TASK TO CARRY OUT:
Pull every line holding the string "رسـول" from the records below.

━━━━━ PROVIDED DATA ━━━━━

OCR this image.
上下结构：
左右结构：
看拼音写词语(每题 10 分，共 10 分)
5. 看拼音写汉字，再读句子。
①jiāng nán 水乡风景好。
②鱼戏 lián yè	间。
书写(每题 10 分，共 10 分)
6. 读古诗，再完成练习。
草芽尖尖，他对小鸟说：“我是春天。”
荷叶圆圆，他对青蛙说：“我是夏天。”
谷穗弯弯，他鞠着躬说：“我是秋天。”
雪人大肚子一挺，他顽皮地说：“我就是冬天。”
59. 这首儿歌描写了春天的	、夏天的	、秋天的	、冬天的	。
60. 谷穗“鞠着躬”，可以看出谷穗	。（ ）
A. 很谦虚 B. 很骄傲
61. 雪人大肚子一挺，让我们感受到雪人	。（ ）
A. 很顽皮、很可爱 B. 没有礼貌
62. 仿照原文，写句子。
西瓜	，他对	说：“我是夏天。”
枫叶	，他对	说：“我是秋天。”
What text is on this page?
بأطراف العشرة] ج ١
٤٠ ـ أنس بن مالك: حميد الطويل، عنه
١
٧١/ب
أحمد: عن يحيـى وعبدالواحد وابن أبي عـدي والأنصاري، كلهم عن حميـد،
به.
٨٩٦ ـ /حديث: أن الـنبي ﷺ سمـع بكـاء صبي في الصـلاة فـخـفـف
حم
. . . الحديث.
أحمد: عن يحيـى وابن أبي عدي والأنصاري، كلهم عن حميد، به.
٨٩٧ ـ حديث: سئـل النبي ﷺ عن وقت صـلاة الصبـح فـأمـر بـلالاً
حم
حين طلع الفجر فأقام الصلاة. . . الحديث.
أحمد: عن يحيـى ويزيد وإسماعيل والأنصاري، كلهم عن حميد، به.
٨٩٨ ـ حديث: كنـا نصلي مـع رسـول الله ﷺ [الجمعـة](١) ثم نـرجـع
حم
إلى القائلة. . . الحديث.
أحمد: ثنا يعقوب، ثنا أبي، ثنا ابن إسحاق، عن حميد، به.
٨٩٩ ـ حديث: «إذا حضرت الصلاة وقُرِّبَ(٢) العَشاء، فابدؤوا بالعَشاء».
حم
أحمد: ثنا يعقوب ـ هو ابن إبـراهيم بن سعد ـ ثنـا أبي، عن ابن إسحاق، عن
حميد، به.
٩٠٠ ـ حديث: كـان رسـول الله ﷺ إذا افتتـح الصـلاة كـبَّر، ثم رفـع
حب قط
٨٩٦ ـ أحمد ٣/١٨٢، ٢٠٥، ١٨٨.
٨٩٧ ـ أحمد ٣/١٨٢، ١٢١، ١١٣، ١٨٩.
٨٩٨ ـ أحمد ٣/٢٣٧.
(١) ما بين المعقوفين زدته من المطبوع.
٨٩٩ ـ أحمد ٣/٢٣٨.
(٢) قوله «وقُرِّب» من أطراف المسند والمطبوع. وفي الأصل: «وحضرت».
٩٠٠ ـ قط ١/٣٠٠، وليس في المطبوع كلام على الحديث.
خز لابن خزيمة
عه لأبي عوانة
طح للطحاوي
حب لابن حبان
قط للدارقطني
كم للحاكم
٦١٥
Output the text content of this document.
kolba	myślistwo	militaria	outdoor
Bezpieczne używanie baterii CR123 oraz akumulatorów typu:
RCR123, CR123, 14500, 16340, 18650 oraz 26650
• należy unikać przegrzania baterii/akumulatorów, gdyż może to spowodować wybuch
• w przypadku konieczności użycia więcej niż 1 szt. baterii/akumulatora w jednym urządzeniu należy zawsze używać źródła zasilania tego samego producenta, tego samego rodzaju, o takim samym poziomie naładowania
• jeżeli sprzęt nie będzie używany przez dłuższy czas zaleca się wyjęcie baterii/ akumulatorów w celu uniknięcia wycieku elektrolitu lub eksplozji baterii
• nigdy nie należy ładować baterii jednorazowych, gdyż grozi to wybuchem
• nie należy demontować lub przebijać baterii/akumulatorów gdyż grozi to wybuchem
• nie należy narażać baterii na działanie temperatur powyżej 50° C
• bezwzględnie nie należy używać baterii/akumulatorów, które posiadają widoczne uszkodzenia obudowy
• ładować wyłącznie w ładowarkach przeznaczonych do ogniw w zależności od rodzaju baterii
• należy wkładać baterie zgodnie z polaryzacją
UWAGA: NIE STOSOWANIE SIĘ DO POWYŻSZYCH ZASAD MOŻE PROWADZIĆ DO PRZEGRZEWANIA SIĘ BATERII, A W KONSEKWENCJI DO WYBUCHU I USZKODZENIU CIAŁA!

━━━━━

PROBLEM SOLUTION:
٨٩٨ ـ حديث: كنـا نصلي مـع رسـول الله ﷺ [الجمعـة](١) ثم نـرجـع
٩٠٠ ـ حديث: كـان رسـول الله ﷺ إذا افتتـح الصـلاة كـبَّر، ثم رفـع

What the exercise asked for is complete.